= Work instructions =
Print the listing lines without any change, starting at the line that contains "- legend-label: Training" and ending at the line that contains "- legend-label: Testing", with both of those lines included.
— begin Records to process —
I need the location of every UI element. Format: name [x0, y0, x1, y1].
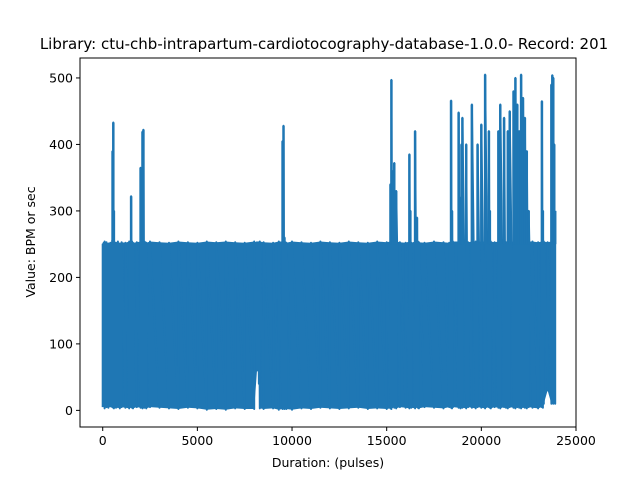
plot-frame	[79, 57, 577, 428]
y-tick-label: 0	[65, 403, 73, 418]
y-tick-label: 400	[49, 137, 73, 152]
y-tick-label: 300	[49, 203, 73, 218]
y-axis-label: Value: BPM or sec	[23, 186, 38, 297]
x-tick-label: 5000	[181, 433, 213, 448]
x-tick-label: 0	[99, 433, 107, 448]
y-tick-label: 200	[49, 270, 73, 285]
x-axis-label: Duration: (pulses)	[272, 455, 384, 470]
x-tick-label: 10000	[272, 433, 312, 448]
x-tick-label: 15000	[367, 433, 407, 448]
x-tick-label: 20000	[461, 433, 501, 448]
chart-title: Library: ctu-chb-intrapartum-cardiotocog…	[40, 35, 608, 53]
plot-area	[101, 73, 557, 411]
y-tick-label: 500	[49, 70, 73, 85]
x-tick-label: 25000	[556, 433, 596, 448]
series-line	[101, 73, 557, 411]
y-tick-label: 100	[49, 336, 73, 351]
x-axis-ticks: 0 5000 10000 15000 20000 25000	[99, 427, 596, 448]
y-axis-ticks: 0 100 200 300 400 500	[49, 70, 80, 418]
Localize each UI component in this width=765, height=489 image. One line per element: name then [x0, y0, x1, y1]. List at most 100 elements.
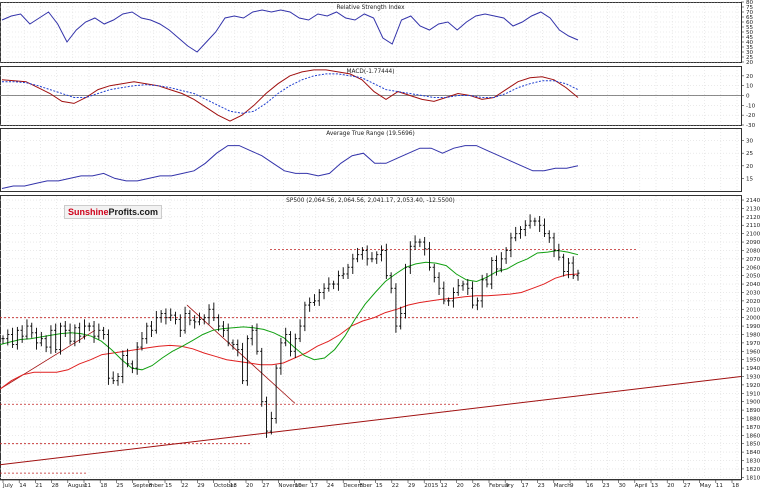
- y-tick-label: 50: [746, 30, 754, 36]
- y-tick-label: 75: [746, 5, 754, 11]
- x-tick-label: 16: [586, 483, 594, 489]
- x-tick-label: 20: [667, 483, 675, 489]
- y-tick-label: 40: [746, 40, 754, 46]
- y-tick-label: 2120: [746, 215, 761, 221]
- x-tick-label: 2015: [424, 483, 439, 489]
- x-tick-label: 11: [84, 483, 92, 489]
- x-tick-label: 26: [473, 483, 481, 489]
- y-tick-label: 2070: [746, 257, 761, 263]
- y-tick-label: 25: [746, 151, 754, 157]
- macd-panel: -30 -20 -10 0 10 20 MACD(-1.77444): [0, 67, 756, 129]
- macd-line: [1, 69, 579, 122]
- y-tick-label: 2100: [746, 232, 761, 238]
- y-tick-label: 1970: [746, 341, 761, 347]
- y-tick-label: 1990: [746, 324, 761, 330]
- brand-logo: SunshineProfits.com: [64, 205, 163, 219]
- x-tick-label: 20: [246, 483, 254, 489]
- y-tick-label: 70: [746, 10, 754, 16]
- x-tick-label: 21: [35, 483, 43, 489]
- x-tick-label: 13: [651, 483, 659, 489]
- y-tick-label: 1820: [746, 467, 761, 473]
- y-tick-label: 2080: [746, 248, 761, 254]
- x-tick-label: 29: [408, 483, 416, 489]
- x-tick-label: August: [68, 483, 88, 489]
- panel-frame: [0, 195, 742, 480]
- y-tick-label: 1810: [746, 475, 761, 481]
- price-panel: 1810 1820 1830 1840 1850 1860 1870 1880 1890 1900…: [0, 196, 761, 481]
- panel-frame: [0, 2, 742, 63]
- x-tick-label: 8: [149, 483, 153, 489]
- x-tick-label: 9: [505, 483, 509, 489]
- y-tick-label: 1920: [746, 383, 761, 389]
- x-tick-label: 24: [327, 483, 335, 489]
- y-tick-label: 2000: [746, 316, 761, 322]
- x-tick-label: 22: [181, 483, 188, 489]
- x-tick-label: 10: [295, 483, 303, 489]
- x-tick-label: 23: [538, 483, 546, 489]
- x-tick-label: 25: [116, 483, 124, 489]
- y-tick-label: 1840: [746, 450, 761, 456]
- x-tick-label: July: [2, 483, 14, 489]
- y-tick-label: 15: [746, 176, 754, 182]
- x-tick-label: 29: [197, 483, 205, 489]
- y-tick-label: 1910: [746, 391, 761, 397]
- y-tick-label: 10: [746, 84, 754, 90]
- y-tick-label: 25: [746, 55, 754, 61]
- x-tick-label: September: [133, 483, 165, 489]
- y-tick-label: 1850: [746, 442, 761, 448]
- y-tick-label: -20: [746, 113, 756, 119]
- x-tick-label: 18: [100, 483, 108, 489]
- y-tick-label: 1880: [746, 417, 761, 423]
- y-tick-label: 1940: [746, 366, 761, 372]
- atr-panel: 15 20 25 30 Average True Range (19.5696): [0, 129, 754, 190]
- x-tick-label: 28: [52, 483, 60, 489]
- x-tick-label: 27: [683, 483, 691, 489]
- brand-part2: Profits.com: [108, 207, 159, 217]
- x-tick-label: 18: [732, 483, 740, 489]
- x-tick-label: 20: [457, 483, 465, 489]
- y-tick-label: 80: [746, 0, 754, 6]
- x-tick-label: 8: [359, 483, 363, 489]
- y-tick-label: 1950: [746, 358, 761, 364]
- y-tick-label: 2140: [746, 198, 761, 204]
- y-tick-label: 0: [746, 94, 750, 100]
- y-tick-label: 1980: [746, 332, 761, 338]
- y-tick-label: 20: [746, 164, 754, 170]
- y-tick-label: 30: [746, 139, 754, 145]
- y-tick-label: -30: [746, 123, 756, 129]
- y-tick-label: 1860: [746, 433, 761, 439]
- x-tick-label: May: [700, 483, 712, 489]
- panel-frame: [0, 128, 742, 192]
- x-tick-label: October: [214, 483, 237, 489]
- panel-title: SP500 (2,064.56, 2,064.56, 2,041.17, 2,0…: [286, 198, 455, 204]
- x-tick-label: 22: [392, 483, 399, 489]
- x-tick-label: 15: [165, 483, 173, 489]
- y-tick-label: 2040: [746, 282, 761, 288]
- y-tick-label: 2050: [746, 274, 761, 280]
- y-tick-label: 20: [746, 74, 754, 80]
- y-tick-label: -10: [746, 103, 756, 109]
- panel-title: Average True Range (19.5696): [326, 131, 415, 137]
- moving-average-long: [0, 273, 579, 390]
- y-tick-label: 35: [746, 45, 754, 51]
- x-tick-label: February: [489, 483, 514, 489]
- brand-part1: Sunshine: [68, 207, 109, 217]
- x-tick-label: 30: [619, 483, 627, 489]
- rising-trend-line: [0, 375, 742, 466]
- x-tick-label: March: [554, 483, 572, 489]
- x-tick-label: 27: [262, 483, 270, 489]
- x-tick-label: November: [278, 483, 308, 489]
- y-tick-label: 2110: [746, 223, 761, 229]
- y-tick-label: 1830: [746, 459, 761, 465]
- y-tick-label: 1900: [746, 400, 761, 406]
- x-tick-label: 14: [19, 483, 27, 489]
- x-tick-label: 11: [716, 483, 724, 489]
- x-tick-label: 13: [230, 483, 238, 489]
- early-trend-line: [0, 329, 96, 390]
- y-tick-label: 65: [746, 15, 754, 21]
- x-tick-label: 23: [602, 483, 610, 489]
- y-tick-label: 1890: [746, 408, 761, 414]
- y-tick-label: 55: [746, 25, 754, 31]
— end Records to process —
— begin Records to process —
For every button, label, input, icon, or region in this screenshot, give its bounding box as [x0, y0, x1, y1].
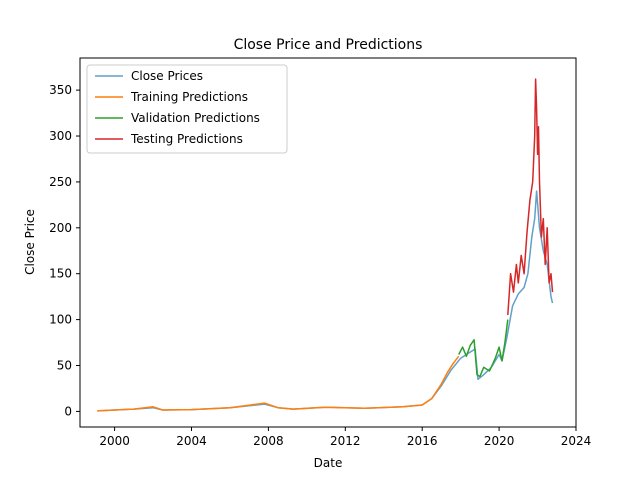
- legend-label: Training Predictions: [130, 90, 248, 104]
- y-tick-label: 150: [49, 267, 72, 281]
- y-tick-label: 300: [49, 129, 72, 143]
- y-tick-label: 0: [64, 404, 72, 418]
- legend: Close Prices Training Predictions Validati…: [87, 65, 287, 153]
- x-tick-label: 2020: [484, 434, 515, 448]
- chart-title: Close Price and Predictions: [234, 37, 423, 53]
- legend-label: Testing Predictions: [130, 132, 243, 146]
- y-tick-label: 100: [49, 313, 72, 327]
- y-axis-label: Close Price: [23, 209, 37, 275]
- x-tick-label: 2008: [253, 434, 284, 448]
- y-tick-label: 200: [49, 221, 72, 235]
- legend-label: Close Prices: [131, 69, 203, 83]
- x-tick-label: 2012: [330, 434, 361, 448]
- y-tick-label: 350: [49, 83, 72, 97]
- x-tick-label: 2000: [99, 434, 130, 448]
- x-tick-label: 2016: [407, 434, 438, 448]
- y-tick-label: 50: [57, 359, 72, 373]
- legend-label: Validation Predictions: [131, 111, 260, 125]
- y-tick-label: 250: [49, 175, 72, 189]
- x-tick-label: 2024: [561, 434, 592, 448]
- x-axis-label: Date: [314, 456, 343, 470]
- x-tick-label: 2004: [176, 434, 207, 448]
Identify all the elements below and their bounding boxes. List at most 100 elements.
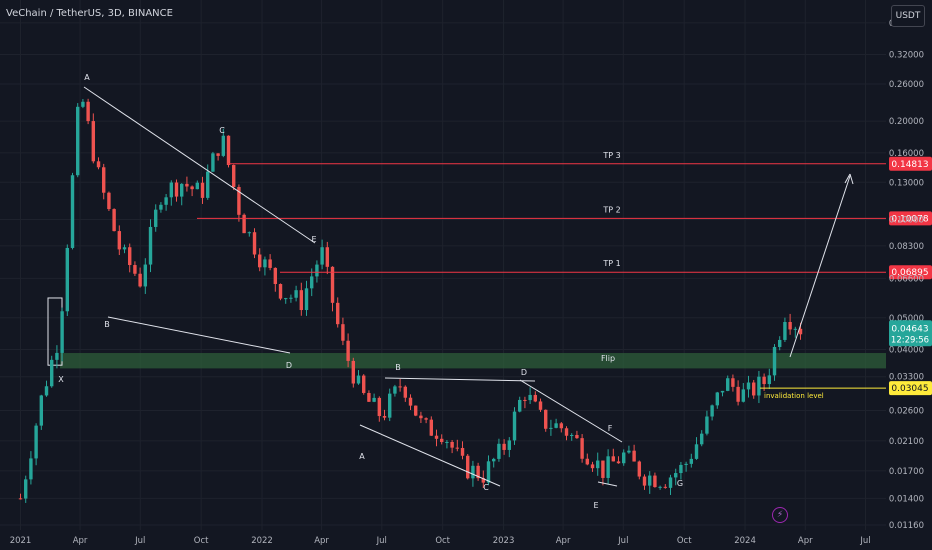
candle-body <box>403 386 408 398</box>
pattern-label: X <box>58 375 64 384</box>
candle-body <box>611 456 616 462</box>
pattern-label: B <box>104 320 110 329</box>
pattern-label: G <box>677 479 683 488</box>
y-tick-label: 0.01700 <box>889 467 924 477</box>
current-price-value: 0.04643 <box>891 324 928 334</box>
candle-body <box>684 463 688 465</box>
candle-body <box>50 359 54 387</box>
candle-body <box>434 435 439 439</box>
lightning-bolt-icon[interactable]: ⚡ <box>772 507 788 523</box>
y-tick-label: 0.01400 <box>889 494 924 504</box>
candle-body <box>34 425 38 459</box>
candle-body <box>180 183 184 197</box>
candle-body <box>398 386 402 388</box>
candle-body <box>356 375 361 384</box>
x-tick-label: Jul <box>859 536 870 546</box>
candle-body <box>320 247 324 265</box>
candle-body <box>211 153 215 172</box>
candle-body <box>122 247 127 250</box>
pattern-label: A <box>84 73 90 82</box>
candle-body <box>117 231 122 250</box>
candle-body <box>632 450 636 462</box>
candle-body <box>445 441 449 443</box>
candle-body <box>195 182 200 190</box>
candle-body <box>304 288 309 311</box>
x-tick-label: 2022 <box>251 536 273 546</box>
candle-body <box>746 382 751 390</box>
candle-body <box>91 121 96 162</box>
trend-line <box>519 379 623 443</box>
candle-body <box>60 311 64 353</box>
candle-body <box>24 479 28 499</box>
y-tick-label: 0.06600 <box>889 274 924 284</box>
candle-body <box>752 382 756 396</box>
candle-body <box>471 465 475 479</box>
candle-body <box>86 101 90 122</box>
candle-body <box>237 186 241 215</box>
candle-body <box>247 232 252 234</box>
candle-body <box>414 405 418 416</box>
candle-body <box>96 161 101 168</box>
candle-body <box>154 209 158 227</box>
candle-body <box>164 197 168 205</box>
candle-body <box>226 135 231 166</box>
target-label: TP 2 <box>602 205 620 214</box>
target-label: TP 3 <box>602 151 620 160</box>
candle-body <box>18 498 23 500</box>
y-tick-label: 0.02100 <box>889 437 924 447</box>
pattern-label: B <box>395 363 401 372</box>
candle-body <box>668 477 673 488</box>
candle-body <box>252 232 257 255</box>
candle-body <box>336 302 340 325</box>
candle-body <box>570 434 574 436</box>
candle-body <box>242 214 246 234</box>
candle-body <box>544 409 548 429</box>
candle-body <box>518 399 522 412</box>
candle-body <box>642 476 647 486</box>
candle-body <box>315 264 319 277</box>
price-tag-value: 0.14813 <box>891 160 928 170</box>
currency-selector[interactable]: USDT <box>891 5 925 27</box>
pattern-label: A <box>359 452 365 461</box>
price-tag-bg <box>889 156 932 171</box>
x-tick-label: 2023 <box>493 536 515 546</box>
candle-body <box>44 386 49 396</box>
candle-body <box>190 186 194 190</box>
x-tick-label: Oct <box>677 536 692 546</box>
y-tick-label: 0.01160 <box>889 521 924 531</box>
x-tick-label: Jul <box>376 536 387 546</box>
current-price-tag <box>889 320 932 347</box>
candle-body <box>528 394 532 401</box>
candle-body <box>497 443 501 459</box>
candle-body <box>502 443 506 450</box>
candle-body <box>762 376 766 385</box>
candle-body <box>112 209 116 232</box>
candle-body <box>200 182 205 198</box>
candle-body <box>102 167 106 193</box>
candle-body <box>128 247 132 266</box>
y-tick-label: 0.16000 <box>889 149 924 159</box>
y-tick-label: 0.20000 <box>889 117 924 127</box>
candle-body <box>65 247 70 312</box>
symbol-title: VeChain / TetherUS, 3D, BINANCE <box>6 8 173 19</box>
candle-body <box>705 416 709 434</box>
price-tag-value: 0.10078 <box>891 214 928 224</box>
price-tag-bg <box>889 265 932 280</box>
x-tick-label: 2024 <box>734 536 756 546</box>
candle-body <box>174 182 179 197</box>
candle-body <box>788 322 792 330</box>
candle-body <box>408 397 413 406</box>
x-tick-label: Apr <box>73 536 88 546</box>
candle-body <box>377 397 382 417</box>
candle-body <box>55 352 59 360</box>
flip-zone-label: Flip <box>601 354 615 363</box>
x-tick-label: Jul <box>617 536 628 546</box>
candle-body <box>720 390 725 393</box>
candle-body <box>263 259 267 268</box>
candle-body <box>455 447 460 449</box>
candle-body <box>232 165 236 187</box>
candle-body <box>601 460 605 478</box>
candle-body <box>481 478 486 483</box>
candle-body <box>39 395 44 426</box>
— end Records to process —
= Completed exercise =
- legend-label: Training Predictions: [130, 90, 248, 104]
- y-tick-label: 150: [49, 267, 72, 281]
- y-tick-label: 300: [49, 129, 72, 143]
- y-tick-label: 0: [64, 404, 72, 418]
- legend: Close Prices Training Predictions Validati…: [87, 65, 287, 153]
- x-tick-label: 2020: [484, 434, 515, 448]
- chart-title: Close Price and Predictions: [234, 37, 423, 53]
- legend-label: Testing Predictions: [130, 132, 243, 146]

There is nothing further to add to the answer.